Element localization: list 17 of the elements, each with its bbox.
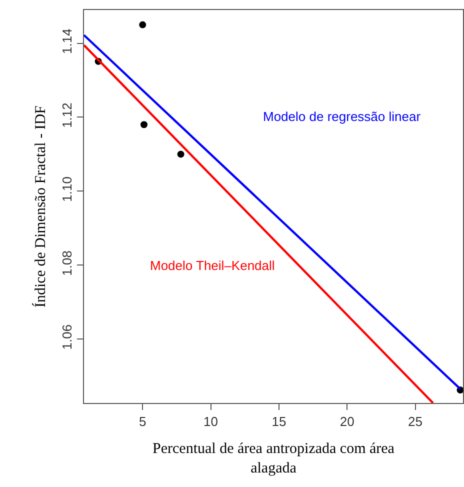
x-tick-label: 20 <box>340 414 354 429</box>
point <box>139 21 146 28</box>
text: Modelo de regressão linear <box>263 109 422 124</box>
point <box>177 150 184 158</box>
y-tick-label: 1.08 <box>60 250 75 276</box>
point <box>140 121 148 128</box>
x-axis-title: Percentual de área antropizada com área alagada <box>152 440 395 476</box>
y-tick-label: 1.10 <box>60 176 75 202</box>
y-axis-title: Índice de Dimensão Fractal - IDF <box>32 105 49 308</box>
y-tick-label: 1.06 <box>60 324 75 350</box>
y-tick-label: 1.14 <box>60 28 75 54</box>
y-tick-label: 1.12 <box>60 102 75 128</box>
series-label: Modelo Theil–Kendall <box>150 258 275 273</box>
x-tick-label: 15 <box>272 414 286 429</box>
x-tick-label: 5 <box>139 414 146 429</box>
x-tick-label: 10 <box>204 414 218 429</box>
x-tick-label: 25 <box>408 414 423 429</box>
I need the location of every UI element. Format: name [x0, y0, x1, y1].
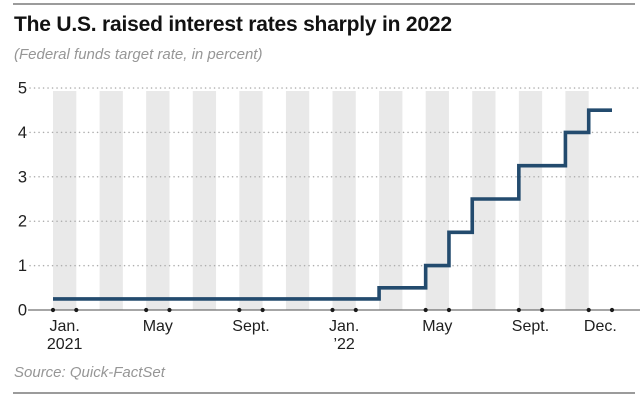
x-tick-label: Dec. [584, 318, 617, 335]
month-band [146, 91, 170, 310]
axis-tick-dot [50, 307, 56, 313]
chart-subtitle: (Federal funds target rate, in percent) [14, 46, 263, 63]
x-tick-label: Jan. [50, 318, 80, 335]
axis-tick-dot [423, 307, 428, 313]
axis-tick-dot [516, 307, 521, 313]
fed-funds-step-chart: Jan. 2021 May Sept. Jan. ’22 May Sept. Dec. 0 1 2 3 4… [0, 78, 642, 356]
x-tick-label: Sept. [232, 318, 269, 335]
axis-tick-dot [353, 307, 358, 313]
y-tick-label: 5 [18, 80, 27, 98]
month-band [99, 91, 123, 310]
x-tick-label: Sept. [512, 318, 549, 335]
month-band [192, 91, 217, 310]
y-tick-label: 1 [18, 257, 27, 275]
y-tick-label: 4 [18, 124, 27, 142]
y-tick-label: 2 [18, 213, 27, 231]
axis-tick-dot [144, 307, 149, 313]
x-tick-label: Jan. [329, 318, 359, 335]
y-tick-label: 3 [18, 168, 27, 186]
rate-step-line [53, 108, 612, 301]
axis-tick-dot [586, 307, 591, 313]
top-rule [13, 3, 635, 5]
month-band [53, 91, 77, 310]
bottom-rule [13, 392, 635, 394]
axis-tick-dot [446, 307, 452, 313]
axis-tick-dot [237, 307, 242, 313]
axis-tick-dot [260, 307, 265, 313]
x-tick-label: May [143, 318, 173, 335]
month-band [565, 91, 589, 310]
chart-title: The U.S. raised interest rates sharply i… [14, 13, 452, 36]
month-band [379, 91, 403, 310]
x-tick-label-year: ’22 [333, 336, 354, 353]
axis-tick-dot [540, 307, 545, 313]
axis-tick-dot [167, 307, 172, 313]
axis-tick-dot [74, 307, 79, 313]
month-band [332, 91, 356, 310]
axis-tick-dot [330, 307, 335, 313]
y-tick-label: 0 [18, 302, 27, 320]
month-band [239, 91, 263, 310]
month-band [518, 91, 543, 310]
month-band [425, 91, 449, 310]
x-tick-label: May [422, 318, 452, 335]
source-note: Source: Quick-FactSet [14, 364, 165, 381]
month-band [285, 91, 310, 310]
x-tick-label-year: 2021 [47, 336, 83, 353]
axis-tick-dot [609, 307, 615, 313]
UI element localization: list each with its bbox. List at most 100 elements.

Your instructions:
Set out the lines above as a Markdown table with two columns, No. and Line, numbering each row and skipping any blank lines. Leave out the pictures.

Solution:
| No. | Line |
|---|---|
| 1 | Element localization: list 17 of the elements, each with its bbox. |
| 2 | x-tick-label: 20 <box>340 414 354 429</box> |
| 3 | point <box>139 21 146 28</box> |
| 4 | text: Modelo de regressão linear <box>263 109 422 124</box> |
| 5 | point <box>177 150 184 158</box> |
| 6 | y-tick-label: 1.08 <box>60 250 75 276</box> |
| 7 | point <box>140 121 148 128</box> |
| 8 | x-axis-title: Percentual de área antropizada com área alagada <box>152 440 395 476</box> |
| 9 | y-tick-label: 1.10 <box>60 176 75 202</box> |
| 10 | y-axis-title: Índice de Dimensão Fractal - IDF <box>32 105 49 308</box> |
| 11 | y-tick-label: 1.06 <box>60 324 75 350</box> |
| 12 | y-tick-label: 1.14 <box>60 28 75 54</box> |
| 13 | y-tick-label: 1.12 <box>60 102 75 128</box> |
| 14 | series-label: Modelo Theil–Kendall <box>150 258 275 273</box> |
| 15 | x-tick-label: 15 <box>272 414 286 429</box> |
| 16 | x-tick-label: 5 <box>139 414 146 429</box> |
| 17 | x-tick-label: 10 <box>204 414 218 429</box> |
| 18 | x-tick-label: 25 <box>408 414 423 429</box> |
| 19 | I need the location of every UI element. Format: name [x0, y0, x1, y1]. |
| 20 | x-tick-label: Dec. [584, 318, 617, 335] |
| 21 | month-band [146, 91, 170, 310] |
| 22 | axis-tick-dot [50, 307, 56, 313] |
| 23 | chart-subtitle: (Federal funds target rate, in percent) [14, 46, 263, 63] |
| 24 | x-tick-label: Jan. [50, 318, 80, 335] |
| 25 | axis-tick-dot [423, 307, 428, 313] |
| 26 | axis-tick-dot [516, 307, 521, 313] |
| 27 | fed-funds-step-chart: Jan. 2021 May Sept. Jan. ’22 May Sept. Dec. 0 1 2 3 4… [0, 78, 642, 356] |
| 28 | x-tick-label: Sept. [232, 318, 269, 335] |
| 29 | axis-tick-dot [353, 307, 358, 313] |
| 30 | y-tick-label: 5 [18, 80, 27, 98] |
| 31 | month-band [99, 91, 123, 310] |
| 32 | x-tick-label: Sept. [512, 318, 549, 335] |
| 33 | month-band [192, 91, 217, 310] |
| 34 | y-tick-label: 1 [18, 257, 27, 275] |
| 35 | y-tick-label: 4 [18, 124, 27, 142] |
| 36 | y-tick-label: 2 [18, 213, 27, 231] |
| 37 | axis-tick-dot [144, 307, 149, 313] |
| 38 | x-tick-label: Jan. [329, 318, 359, 335] |
| 39 | y-tick-label: 3 [18, 168, 27, 186] |
| 40 | rate-step-line [53, 108, 612, 301] |
| 41 | axis-tick-dot [586, 307, 591, 313] |
| 42 | top-rule [13, 3, 635, 5] |
| 43 | month-band [53, 91, 77, 310] |
| 44 | bottom-rule [13, 392, 635, 394] |
| 45 | axis-tick-dot [446, 307, 452, 313] |
| 46 | axis-tick-dot [237, 307, 242, 313] |
| 47 | axis-tick-dot [260, 307, 265, 313] |
| 48 | x-tick-label: May [143, 318, 173, 335] |
| 49 | month-band [565, 91, 589, 310] |
| 50 | chart-title: The U.S. raised interest rates sharply i… [14, 13, 452, 36] |
| 51 | month-band [379, 91, 403, 310] |
| 52 | x-tick-label-year: ’22 [333, 336, 354, 353] |
| 53 | axis-tick-dot [540, 307, 545, 313] |
| 54 | axis-tick-dot [167, 307, 172, 313] |
| 55 | axis-tick-dot [74, 307, 79, 313] |
| 56 | month-band [332, 91, 356, 310] |
| 57 | axis-tick-dot [330, 307, 335, 313] |
| 58 | y-tick-label: 0 [18, 302, 27, 320] |
| 59 | month-band [239, 91, 263, 310] |
| 60 | month-band [518, 91, 543, 310] |
| 61 | month-band [425, 91, 449, 310] |
| 62 | x-tick-label: May [422, 318, 452, 335] |
| 63 | source-note: Source: Quick-FactSet [14, 364, 165, 381] |
| 64 | month-band [285, 91, 310, 310] |
| 65 | x-tick-label-year: 2021 [47, 336, 83, 353] |
| 66 | axis-tick-dot [609, 307, 615, 313] |
| 67 | UI element localization: list each with its bbox. List at most 100 elements. |